• Written problem: Return every line of the records below verbatim, with no pictures in the copy.

┌────────

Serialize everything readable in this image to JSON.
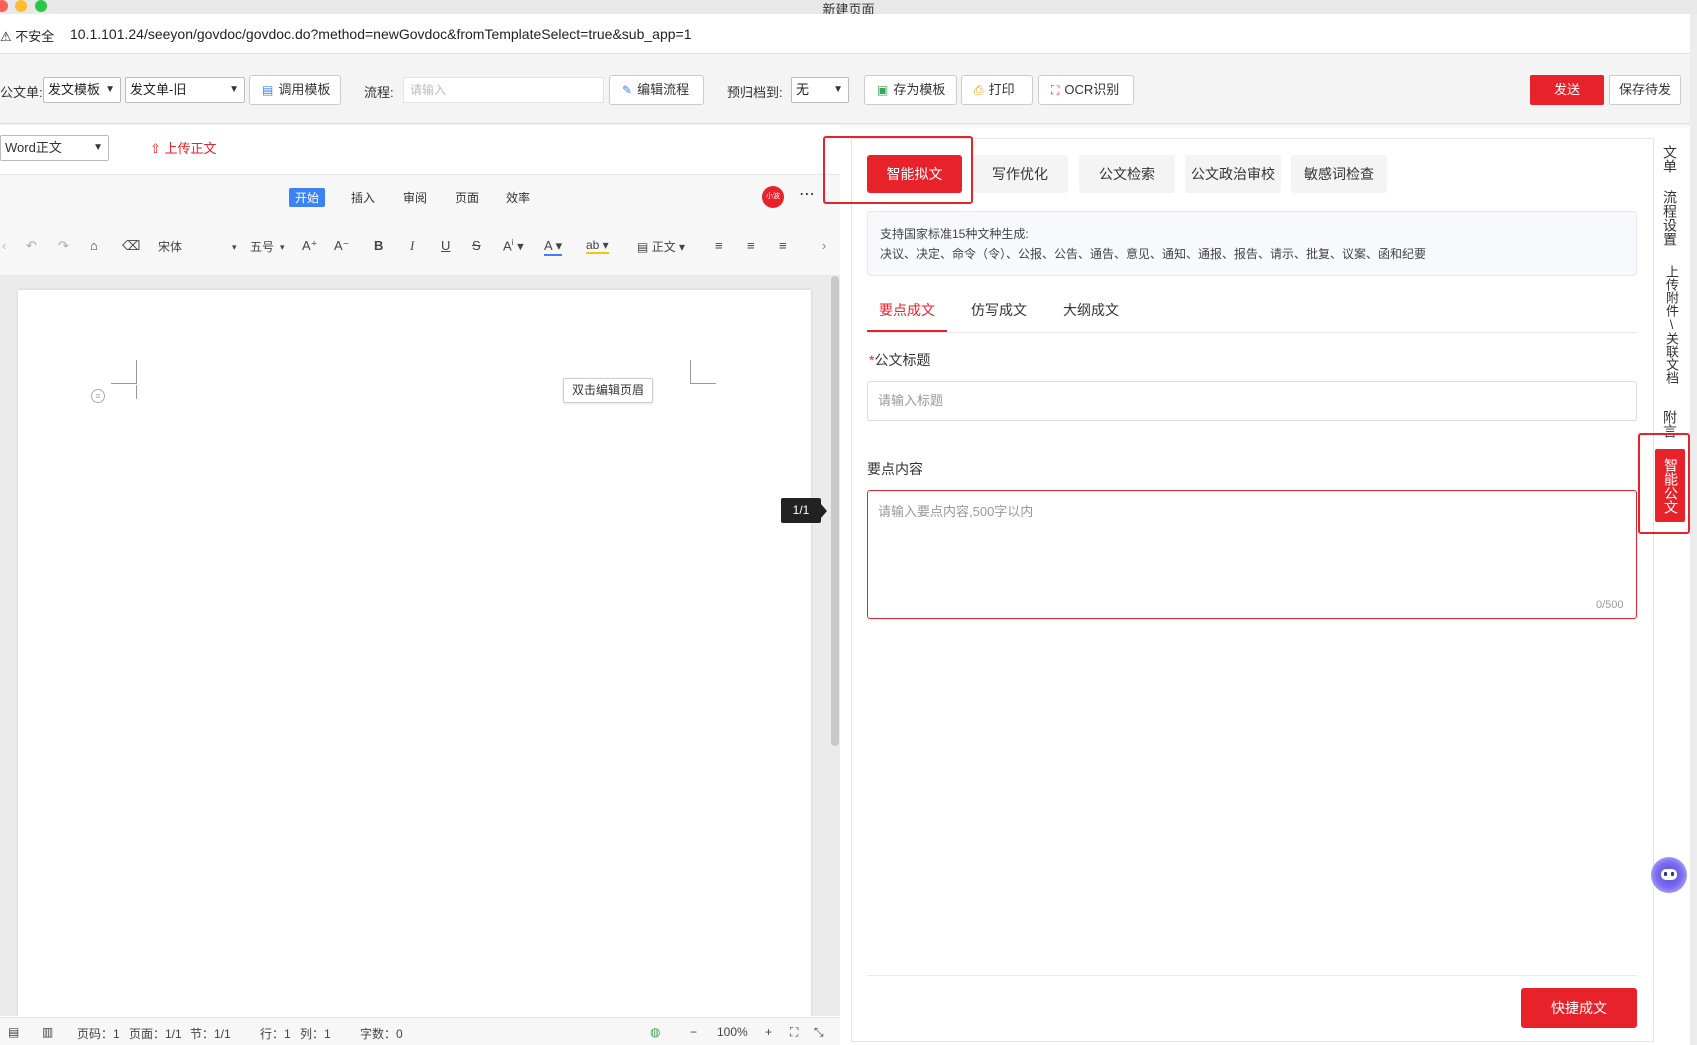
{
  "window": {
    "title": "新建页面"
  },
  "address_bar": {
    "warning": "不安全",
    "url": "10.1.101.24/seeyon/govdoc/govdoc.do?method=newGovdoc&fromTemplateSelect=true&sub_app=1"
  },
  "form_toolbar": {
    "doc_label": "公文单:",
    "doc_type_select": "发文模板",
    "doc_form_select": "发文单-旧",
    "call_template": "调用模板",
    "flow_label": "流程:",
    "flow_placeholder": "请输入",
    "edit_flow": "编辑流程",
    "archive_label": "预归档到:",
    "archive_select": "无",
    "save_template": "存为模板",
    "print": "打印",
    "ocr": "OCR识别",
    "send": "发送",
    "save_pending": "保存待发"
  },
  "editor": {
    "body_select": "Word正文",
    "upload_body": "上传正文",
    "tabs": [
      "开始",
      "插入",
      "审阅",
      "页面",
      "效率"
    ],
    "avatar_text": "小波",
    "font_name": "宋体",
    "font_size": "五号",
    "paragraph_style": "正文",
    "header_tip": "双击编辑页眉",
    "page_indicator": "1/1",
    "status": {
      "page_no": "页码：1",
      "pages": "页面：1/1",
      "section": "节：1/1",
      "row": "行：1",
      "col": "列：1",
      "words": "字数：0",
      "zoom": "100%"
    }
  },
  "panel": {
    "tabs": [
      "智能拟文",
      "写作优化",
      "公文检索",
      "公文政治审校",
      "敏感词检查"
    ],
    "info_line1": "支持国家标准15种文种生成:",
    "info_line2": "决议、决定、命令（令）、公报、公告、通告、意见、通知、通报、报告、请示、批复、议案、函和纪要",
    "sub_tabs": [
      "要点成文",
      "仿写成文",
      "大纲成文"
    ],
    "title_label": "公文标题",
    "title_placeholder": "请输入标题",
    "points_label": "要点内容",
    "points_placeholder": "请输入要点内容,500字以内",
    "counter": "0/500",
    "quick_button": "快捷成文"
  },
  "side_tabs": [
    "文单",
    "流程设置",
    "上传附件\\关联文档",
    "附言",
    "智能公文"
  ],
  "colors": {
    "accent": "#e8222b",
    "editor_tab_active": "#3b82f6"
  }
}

└────────

• Correct response:
Serialize everything readable in this image to JSON.
{
  "window": {
    "title": "新建页面"
  },
  "address_bar": {
    "warning": "不安全",
    "url": "10.1.101.24/seeyon/govdoc/govdoc.do?method=newGovdoc&fromTemplateSelect=true&sub_app=1"
  },
  "form_toolbar": {
    "doc_label": "公文单:",
    "doc_type_select": "发文模板",
    "doc_form_select": "发文单-旧",
    "call_template": "调用模板",
    "flow_label": "流程:",
    "flow_placeholder": "请输入",
    "edit_flow": "编辑流程",
    "archive_label": "预归档到:",
    "archive_select": "无",
    "save_template": "存为模板",
    "print": "打印",
    "ocr": "OCR识别",
    "send": "发送",
    "save_pending": "保存待发"
  },
  "editor": {
    "body_select": "Word正文",
    "upload_body": "上传正文",
    "tabs": [
      "开始",
      "插入",
      "审阅",
      "页面",
      "效率"
    ],
    "avatar_text": "小波",
    "font_name": "宋体",
    "font_size": "五号",
    "paragraph_style": "正文",
    "header_tip": "双击编辑页眉",
    "page_indicator": "1/1",
    "status": {
      "page_no": "页码：1",
      "pages": "页面：1/1",
      "section": "节：1/1",
      "row": "行：1",
      "col": "列：1",
      "words": "字数：0",
      "zoom": "100%"
    }
  },
  "panel": {
    "tabs": [
      "智能拟文",
      "写作优化",
      "公文检索",
      "公文政治审校",
      "敏感词检查"
    ],
    "info_line1": "支持国家标准15种文种生成:",
    "info_line2": "决议、决定、命令（令）、公报、公告、通告、意见、通知、通报、报告、请示、批复、议案、函和纪要",
    "sub_tabs": [
      "要点成文",
      "仿写成文",
      "大纲成文"
    ],
    "title_label": "公文标题",
    "title_placeholder": "请输入标题",
    "points_label": "要点内容",
    "points_placeholder": "请输入要点内容,500字以内",
    "counter": "0/500",
    "quick_button": "快捷成文"
  },
  "side_tabs": [
    "文单",
    "流程设置",
    "上传附件\\关联文档",
    "附言",
    "智能公文"
  ],
  "colors": {
    "accent": "#e8222b",
    "editor_tab_active": "#3b82f6"
  }
}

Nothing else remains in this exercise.